--- begin ---
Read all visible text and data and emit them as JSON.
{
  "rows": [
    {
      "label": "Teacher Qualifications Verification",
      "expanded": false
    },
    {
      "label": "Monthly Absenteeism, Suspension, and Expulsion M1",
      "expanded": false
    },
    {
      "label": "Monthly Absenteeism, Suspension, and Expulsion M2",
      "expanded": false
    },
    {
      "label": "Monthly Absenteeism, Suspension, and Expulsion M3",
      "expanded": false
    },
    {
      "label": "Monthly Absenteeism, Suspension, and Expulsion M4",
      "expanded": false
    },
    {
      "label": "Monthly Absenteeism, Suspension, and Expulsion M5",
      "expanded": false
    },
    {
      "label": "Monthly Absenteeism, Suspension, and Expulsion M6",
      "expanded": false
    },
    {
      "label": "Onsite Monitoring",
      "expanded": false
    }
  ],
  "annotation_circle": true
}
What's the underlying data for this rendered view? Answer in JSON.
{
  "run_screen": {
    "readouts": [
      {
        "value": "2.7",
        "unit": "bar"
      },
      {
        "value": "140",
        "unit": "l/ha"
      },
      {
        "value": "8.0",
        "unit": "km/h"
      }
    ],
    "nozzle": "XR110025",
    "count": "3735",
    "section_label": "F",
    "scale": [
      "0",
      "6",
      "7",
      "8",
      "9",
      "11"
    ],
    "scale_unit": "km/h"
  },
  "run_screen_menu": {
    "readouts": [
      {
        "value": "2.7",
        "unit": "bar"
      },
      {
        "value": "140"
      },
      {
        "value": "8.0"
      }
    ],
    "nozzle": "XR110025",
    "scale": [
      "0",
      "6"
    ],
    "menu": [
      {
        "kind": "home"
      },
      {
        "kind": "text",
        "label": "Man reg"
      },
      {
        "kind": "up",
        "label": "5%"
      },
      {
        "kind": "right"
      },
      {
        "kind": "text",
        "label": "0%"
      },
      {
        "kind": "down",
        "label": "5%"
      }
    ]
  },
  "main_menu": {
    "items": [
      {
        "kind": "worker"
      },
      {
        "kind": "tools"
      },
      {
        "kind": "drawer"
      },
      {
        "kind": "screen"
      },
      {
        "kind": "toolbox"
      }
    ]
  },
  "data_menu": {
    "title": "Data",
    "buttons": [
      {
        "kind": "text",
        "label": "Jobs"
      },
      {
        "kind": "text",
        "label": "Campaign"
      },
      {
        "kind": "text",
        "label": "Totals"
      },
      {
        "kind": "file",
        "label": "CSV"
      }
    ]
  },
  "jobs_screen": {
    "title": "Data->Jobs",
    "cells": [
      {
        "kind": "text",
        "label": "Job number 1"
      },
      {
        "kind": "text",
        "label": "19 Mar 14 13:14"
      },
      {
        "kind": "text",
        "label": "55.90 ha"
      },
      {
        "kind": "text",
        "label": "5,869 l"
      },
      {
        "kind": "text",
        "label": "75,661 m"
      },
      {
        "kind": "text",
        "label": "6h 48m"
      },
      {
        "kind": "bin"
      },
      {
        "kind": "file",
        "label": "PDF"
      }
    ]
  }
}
--- end ---
▶ **GOAL**:
Your task is to repeat the data exactly; please include every line.

▶ **RESULT OF THE TASK**:
Read all visible text and data and emit them as JSON.
{
  "rows": [
    {
      "label": "Teacher Qualifications Verification",
      "expanded": false
    },
    {
      "label": "Monthly Absenteeism, Suspension, and Expulsion M1",
      "expanded": false
    },
    {
      "label": "Monthly Absenteeism, Suspension, and Expulsion M2",
      "expanded": false
    },
    {
      "label": "Monthly Absenteeism, Suspension, and Expulsion M3",
      "expanded": false
    },
    {
      "label": "Monthly Absenteeism, Suspension, and Expulsion M4",
      "expanded": false
    },
    {
      "label": "Monthly Absenteeism, Suspension, and Expulsion M5",
      "expanded": false
    },
    {
      "label": "Monthly Absenteeism, Suspension, and Expulsion M6",
      "expanded": false
    },
    {
      "label": "Onsite Monitoring",
      "expanded": false
    }
  ],
  "annotation_circle": true
}
What's the underlying data for this rendered view? Answer in JSON.
{
  "run_screen": {
    "readouts": [
      {
        "value": "2.7",
        "unit": "bar"
      },
      {
        "value": "140",
        "unit": "l/ha"
      },
      {
        "value": "8.0",
        "unit": "km/h"
      }
    ],
    "nozzle": "XR110025",
    "count": "3735",
    "section_label": "F",
    "scale": [
      "0",
      "6",
      "7",
      "8",
      "9",
      "11"
    ],
    "scale_unit": "km/h"
  },
  "run_screen_menu": {
    "readouts": [
      {
        "value": "2.7",
        "unit": "bar"
      },
      {
        "value": "140"
      },
      {
        "value": "8.0"
      }
    ],
    "nozzle": "XR110025",
    "scale": [
      "0",
      "6"
    ],
    "menu": [
      {
        "kind": "home"
      },
      {
        "kind": "text",
        "label": "Man reg"
      },
      {
        "kind": "up",
        "label": "5%"
      },
      {
        "kind": "right"
      },
      {
        "kind": "text",
        "label": "0%"
      },
      {
        "kind": "down",
        "label": "5%"
      }
    ]
  },
  "main_menu": {
    "items": [
      {
        "kind": "worker"
      },
      {
        "kind": "tools"
      },
      {
        "kind": "drawer"
      },
      {
        "kind": "screen"
      },
      {
        "kind": "toolbox"
      }
    ]
  },
  "data_menu": {
    "title": "Data",
    "buttons": [
      {
        "kind": "text",
        "label": "Jobs"
      },
      {
        "kind": "text",
        "label": "Campaign"
      },
      {
        "kind": "text",
        "label": "Totals"
      },
      {
        "kind": "file",
        "label": "CSV"
      }
    ]
  },
  "jobs_screen": {
    "title": "Data->Jobs",
    "cells": [
      {
        "kind": "text",
        "label": "Job number 1"
      },
      {
        "kind": "text",
        "label": "19 Mar 14 13:14"
      },
      {
        "kind": "text",
        "label": "55.90 ha"
      },
      {
        "kind": "text",
        "label": "5,869 l"
      },
      {
        "kind": "text",
        "label": "75,661 m"
      },
      {
        "kind": "text",
        "label": "6h 48m"
      },
      {
        "kind": "bin"
      },
      {
        "kind": "file",
        "label": "PDF"
      }
    ]
  }
}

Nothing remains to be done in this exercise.